>> begin

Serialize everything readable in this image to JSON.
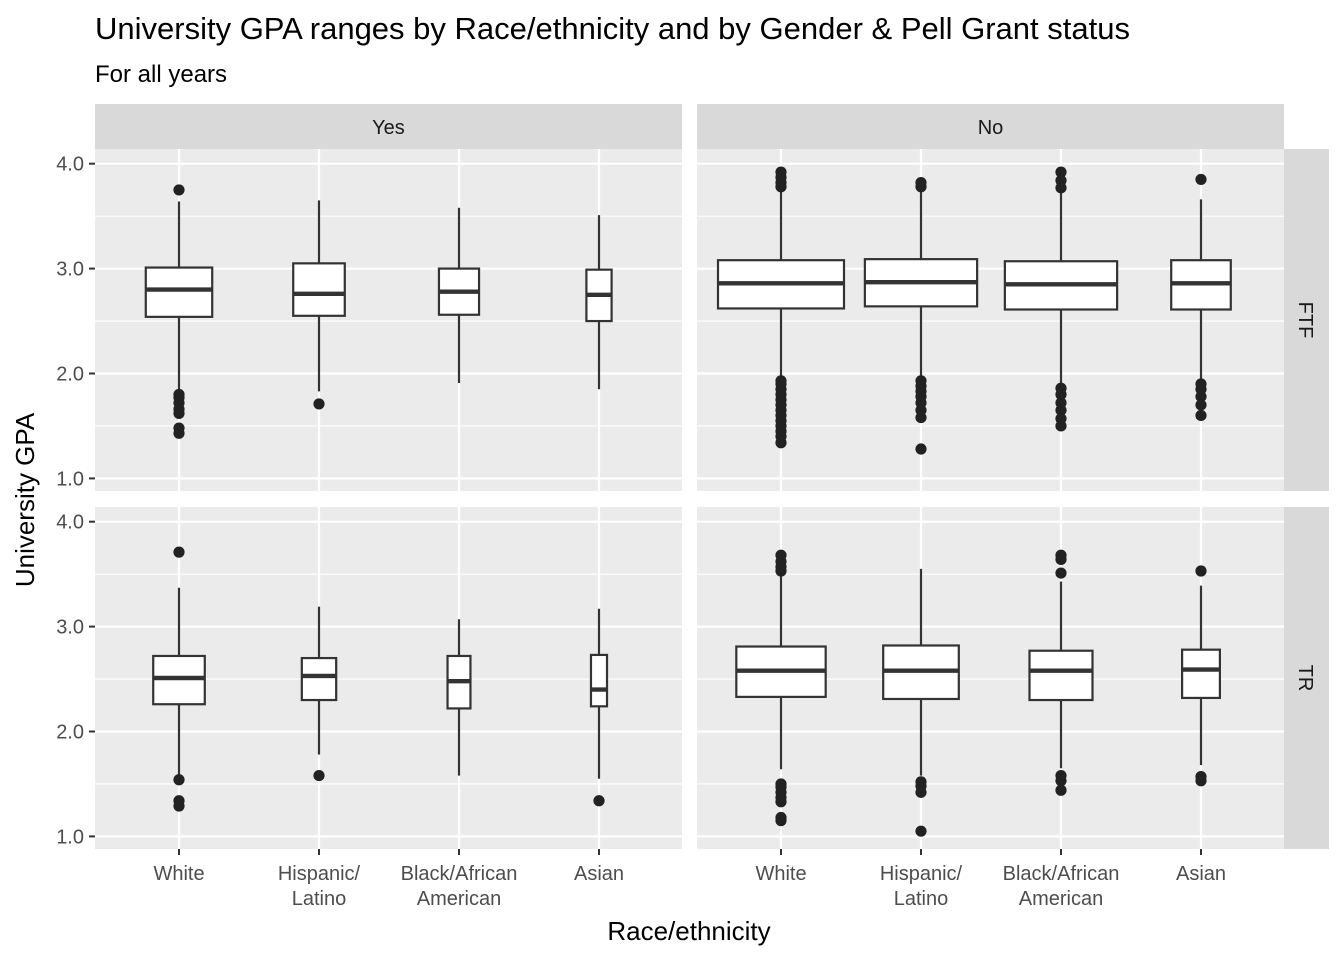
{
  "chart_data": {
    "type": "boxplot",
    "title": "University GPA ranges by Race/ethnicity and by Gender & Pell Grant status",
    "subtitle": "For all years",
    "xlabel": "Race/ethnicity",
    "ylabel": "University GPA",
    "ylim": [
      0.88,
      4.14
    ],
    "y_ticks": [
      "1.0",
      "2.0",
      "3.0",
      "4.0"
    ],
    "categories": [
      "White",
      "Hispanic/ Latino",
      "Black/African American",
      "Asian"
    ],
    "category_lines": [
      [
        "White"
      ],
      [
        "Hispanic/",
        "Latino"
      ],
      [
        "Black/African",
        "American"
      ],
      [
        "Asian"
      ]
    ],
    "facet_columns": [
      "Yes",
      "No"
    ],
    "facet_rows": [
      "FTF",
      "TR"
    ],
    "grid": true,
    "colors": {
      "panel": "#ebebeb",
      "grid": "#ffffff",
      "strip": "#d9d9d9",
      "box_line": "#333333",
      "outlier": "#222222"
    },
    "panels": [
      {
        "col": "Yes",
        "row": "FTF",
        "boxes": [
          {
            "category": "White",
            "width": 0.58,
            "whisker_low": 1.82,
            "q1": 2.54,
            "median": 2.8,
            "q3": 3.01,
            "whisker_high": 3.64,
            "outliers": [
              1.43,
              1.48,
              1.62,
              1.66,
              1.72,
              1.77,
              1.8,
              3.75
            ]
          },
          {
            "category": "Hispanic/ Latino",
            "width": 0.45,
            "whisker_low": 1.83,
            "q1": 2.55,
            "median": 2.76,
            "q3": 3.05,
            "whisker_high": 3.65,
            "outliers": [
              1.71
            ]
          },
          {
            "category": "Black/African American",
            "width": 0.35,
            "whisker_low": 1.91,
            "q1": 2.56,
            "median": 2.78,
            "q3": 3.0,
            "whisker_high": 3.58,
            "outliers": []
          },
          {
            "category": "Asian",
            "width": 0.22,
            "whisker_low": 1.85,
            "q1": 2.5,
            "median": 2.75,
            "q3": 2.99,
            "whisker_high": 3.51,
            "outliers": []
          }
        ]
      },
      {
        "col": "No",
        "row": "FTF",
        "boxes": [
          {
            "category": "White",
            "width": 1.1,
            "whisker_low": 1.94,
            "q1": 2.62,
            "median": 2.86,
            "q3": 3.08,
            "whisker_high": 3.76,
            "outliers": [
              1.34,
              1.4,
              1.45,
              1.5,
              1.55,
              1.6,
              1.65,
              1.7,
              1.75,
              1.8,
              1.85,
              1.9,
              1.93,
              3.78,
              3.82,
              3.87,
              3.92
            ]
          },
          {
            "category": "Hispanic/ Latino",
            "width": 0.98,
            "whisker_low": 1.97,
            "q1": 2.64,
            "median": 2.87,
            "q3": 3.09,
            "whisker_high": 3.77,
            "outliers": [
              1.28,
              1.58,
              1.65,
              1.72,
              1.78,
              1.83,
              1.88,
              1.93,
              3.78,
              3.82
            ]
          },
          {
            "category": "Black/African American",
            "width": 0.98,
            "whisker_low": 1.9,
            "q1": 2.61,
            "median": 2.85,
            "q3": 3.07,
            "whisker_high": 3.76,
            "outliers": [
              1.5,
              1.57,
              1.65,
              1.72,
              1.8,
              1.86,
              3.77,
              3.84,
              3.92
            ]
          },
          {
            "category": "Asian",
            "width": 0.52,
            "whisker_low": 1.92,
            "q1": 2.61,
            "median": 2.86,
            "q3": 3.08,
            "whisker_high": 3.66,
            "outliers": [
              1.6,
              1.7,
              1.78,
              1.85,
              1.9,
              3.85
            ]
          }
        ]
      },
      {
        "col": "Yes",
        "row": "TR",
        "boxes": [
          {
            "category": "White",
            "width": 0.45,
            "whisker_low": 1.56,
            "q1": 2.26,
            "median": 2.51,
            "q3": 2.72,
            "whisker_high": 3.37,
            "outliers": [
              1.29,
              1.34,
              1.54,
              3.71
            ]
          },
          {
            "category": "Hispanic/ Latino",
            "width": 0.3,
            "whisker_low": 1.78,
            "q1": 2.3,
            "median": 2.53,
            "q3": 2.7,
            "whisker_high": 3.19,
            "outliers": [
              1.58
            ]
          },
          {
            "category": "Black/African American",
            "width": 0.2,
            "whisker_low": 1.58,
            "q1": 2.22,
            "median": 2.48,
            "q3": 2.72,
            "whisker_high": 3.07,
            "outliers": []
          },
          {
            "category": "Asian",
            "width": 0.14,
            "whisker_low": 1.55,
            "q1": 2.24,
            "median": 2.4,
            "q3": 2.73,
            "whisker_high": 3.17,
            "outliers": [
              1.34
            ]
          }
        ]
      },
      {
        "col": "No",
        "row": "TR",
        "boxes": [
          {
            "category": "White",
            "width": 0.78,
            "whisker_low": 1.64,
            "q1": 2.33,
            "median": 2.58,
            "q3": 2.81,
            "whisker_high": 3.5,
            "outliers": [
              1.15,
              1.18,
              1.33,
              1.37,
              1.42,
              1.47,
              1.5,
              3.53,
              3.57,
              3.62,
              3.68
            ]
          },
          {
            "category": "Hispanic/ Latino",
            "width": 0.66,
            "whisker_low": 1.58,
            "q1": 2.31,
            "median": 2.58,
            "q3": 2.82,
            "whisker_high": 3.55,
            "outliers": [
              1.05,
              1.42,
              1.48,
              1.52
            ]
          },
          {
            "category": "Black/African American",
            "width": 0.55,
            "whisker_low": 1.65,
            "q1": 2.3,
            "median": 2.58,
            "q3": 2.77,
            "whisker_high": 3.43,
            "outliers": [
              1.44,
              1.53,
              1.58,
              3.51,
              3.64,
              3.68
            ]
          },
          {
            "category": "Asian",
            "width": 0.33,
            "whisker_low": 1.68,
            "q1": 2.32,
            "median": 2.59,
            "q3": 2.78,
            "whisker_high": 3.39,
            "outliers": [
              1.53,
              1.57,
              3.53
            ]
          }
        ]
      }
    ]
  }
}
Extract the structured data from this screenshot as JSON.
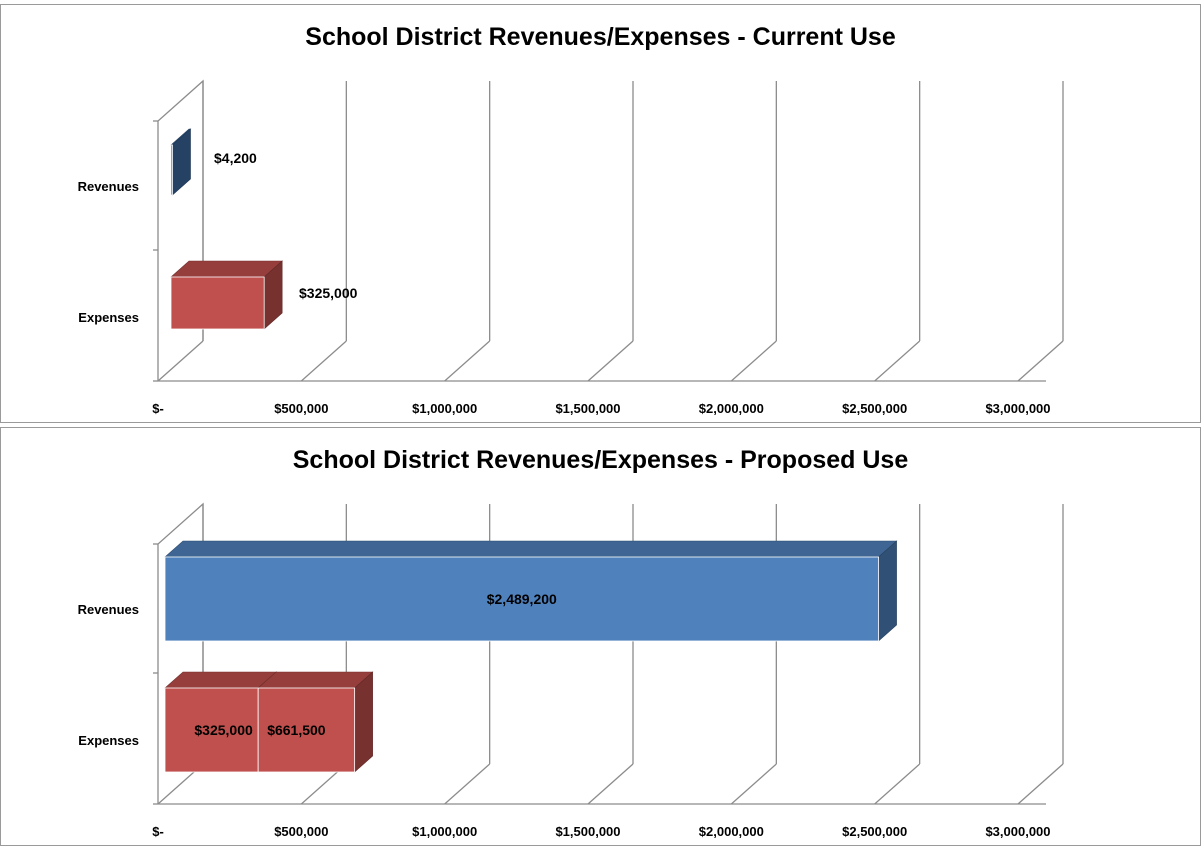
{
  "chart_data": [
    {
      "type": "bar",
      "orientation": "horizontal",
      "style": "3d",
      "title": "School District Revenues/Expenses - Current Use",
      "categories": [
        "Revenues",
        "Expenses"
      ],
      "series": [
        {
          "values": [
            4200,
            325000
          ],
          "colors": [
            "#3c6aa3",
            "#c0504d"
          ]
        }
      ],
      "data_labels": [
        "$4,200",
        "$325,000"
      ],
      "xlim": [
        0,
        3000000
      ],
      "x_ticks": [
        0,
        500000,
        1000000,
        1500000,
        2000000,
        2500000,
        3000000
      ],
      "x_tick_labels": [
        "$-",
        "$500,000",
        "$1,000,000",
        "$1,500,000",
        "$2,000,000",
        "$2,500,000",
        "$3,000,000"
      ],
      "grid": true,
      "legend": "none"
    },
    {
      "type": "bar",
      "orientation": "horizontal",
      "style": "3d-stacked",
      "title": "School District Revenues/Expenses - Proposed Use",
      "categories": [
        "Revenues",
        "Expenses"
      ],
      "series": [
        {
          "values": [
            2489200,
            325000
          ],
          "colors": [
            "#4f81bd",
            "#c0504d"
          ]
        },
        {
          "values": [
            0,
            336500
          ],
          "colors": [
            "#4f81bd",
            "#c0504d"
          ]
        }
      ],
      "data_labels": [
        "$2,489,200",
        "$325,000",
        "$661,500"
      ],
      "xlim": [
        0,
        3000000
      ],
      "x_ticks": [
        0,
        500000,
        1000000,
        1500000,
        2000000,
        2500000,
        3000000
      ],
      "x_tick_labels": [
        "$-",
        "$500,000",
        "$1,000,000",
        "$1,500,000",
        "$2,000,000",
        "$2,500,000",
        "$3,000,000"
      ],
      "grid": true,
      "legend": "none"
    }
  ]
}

>> end

Quote the data above in full and without alteration; skip the pictures.

Serialize everything readable in this image to JSON.
{
  "chart_data": {
    "type": "boxplot",
    "title": "University GPA ranges by Race/ethnicity and by Gender & Pell Grant status",
    "subtitle": "For all years",
    "xlabel": "Race/ethnicity",
    "ylabel": "University GPA",
    "ylim": [
      0.88,
      4.14
    ],
    "y_ticks": [
      "1.0",
      "2.0",
      "3.0",
      "4.0"
    ],
    "categories": [
      "White",
      "Hispanic/ Latino",
      "Black/African American",
      "Asian"
    ],
    "category_lines": [
      [
        "White"
      ],
      [
        "Hispanic/",
        "Latino"
      ],
      [
        "Black/African",
        "American"
      ],
      [
        "Asian"
      ]
    ],
    "facet_columns": [
      "Yes",
      "No"
    ],
    "facet_rows": [
      "FTF",
      "TR"
    ],
    "grid": true,
    "colors": {
      "panel": "#ebebeb",
      "grid": "#ffffff",
      "strip": "#d9d9d9",
      "box_line": "#333333",
      "outlier": "#222222"
    },
    "panels": [
      {
        "col": "Yes",
        "row": "FTF",
        "boxes": [
          {
            "category": "White",
            "width": 0.58,
            "whisker_low": 1.82,
            "q1": 2.54,
            "median": 2.8,
            "q3": 3.01,
            "whisker_high": 3.64,
            "outliers": [
              1.43,
              1.48,
              1.62,
              1.66,
              1.72,
              1.77,
              1.8,
              3.75
            ]
          },
          {
            "category": "Hispanic/ Latino",
            "width": 0.45,
            "whisker_low": 1.83,
            "q1": 2.55,
            "median": 2.76,
            "q3": 3.05,
            "whisker_high": 3.65,
            "outliers": [
              1.71
            ]
          },
          {
            "category": "Black/African American",
            "width": 0.35,
            "whisker_low": 1.91,
            "q1": 2.56,
            "median": 2.78,
            "q3": 3.0,
            "whisker_high": 3.58,
            "outliers": []
          },
          {
            "category": "Asian",
            "width": 0.22,
            "whisker_low": 1.85,
            "q1": 2.5,
            "median": 2.75,
            "q3": 2.99,
            "whisker_high": 3.51,
            "outliers": []
          }
        ]
      },
      {
        "col": "No",
        "row": "FTF",
        "boxes": [
          {
            "category": "White",
            "width": 1.1,
            "whisker_low": 1.94,
            "q1": 2.62,
            "median": 2.86,
            "q3": 3.08,
            "whisker_high": 3.76,
            "outliers": [
              1.34,
              1.4,
              1.45,
              1.5,
              1.55,
              1.6,
              1.65,
              1.7,
              1.75,
              1.8,
              1.85,
              1.9,
              1.93,
              3.78,
              3.82,
              3.87,
              3.92
            ]
          },
          {
            "category": "Hispanic/ Latino",
            "width": 0.98,
            "whisker_low": 1.97,
            "q1": 2.64,
            "median": 2.87,
            "q3": 3.09,
            "whisker_high": 3.77,
            "outliers": [
              1.28,
              1.58,
              1.65,
              1.72,
              1.78,
              1.83,
              1.88,
              1.93,
              3.78,
              3.82
            ]
          },
          {
            "category": "Black/African American",
            "width": 0.98,
            "whisker_low": 1.9,
            "q1": 2.61,
            "median": 2.85,
            "q3": 3.07,
            "whisker_high": 3.76,
            "outliers": [
              1.5,
              1.57,
              1.65,
              1.72,
              1.8,
              1.86,
              3.77,
              3.84,
              3.92
            ]
          },
          {
            "category": "Asian",
            "width": 0.52,
            "whisker_low": 1.92,
            "q1": 2.61,
            "median": 2.86,
            "q3": 3.08,
            "whisker_high": 3.66,
            "outliers": [
              1.6,
              1.7,
              1.78,
              1.85,
              1.9,
              3.85
            ]
          }
        ]
      },
      {
        "col": "Yes",
        "row": "TR",
        "boxes": [
          {
            "category": "White",
            "width": 0.45,
            "whisker_low": 1.56,
            "q1": 2.26,
            "median": 2.51,
            "q3": 2.72,
            "whisker_high": 3.37,
            "outliers": [
              1.29,
              1.34,
              1.54,
              3.71
            ]
          },
          {
            "category": "Hispanic/ Latino",
            "width": 0.3,
            "whisker_low": 1.78,
            "q1": 2.3,
            "median": 2.53,
            "q3": 2.7,
            "whisker_high": 3.19,
            "outliers": [
              1.58
            ]
          },
          {
            "category": "Black/African American",
            "width": 0.2,
            "whisker_low": 1.58,
            "q1": 2.22,
            "median": 2.48,
            "q3": 2.72,
            "whisker_high": 3.07,
            "outliers": []
          },
          {
            "category": "Asian",
            "width": 0.14,
            "whisker_low": 1.55,
            "q1": 2.24,
            "median": 2.4,
            "q3": 2.73,
            "whisker_high": 3.17,
            "outliers": [
              1.34
            ]
          }
        ]
      },
      {
        "col": "No",
        "row": "TR",
        "boxes": [
          {
            "category": "White",
            "width": 0.78,
            "whisker_low": 1.64,
            "q1": 2.33,
            "median": 2.58,
            "q3": 2.81,
            "whisker_high": 3.5,
            "outliers": [
              1.15,
              1.18,
              1.33,
              1.37,
              1.42,
              1.47,
              1.5,
              3.53,
              3.57,
              3.62,
              3.68
            ]
          },
          {
            "category": "Hispanic/ Latino",
            "width": 0.66,
            "whisker_low": 1.58,
            "q1": 2.31,
            "median": 2.58,
            "q3": 2.82,
            "whisker_high": 3.55,
            "outliers": [
              1.05,
              1.42,
              1.48,
              1.52
            ]
          },
          {
            "category": "Black/African American",
            "width": 0.55,
            "whisker_low": 1.65,
            "q1": 2.3,
            "median": 2.58,
            "q3": 2.77,
            "whisker_high": 3.43,
            "outliers": [
              1.44,
              1.53,
              1.58,
              3.51,
              3.64,
              3.68
            ]
          },
          {
            "category": "Asian",
            "width": 0.33,
            "whisker_low": 1.68,
            "q1": 2.32,
            "median": 2.59,
            "q3": 2.78,
            "whisker_high": 3.39,
            "outliers": [
              1.53,
              1.57,
              3.53
            ]
          }
        ]
      }
    ]
  }
}
Extract the structured data from this screenshot as JSON.
{
  "chart_data": [
    {
      "type": "bar",
      "orientation": "horizontal",
      "style": "3d",
      "title": "School District Revenues/Expenses - Current Use",
      "categories": [
        "Revenues",
        "Expenses"
      ],
      "series": [
        {
          "values": [
            4200,
            325000
          ],
          "colors": [
            "#3c6aa3",
            "#c0504d"
          ]
        }
      ],
      "data_labels": [
        "$4,200",
        "$325,000"
      ],
      "xlim": [
        0,
        3000000
      ],
      "x_ticks": [
        0,
        500000,
        1000000,
        1500000,
        2000000,
        2500000,
        3000000
      ],
      "x_tick_labels": [
        "$-",
        "$500,000",
        "$1,000,000",
        "$1,500,000",
        "$2,000,000",
        "$2,500,000",
        "$3,000,000"
      ],
      "grid": true,
      "legend": "none"
    },
    {
      "type": "bar",
      "orientation": "horizontal",
      "style": "3d-stacked",
      "title": "School District Revenues/Expenses - Proposed Use",
      "categories": [
        "Revenues",
        "Expenses"
      ],
      "series": [
        {
          "values": [
            2489200,
            325000
          ],
          "colors": [
            "#4f81bd",
            "#c0504d"
          ]
        },
        {
          "values": [
            0,
            336500
          ],
          "colors": [
            "#4f81bd",
            "#c0504d"
          ]
        }
      ],
      "data_labels": [
        "$2,489,200",
        "$325,000",
        "$661,500"
      ],
      "xlim": [
        0,
        3000000
      ],
      "x_ticks": [
        0,
        500000,
        1000000,
        1500000,
        2000000,
        2500000,
        3000000
      ],
      "x_tick_labels": [
        "$-",
        "$500,000",
        "$1,000,000",
        "$1,500,000",
        "$2,000,000",
        "$2,500,000",
        "$3,000,000"
      ],
      "grid": true,
      "legend": "none"
    }
  ]
}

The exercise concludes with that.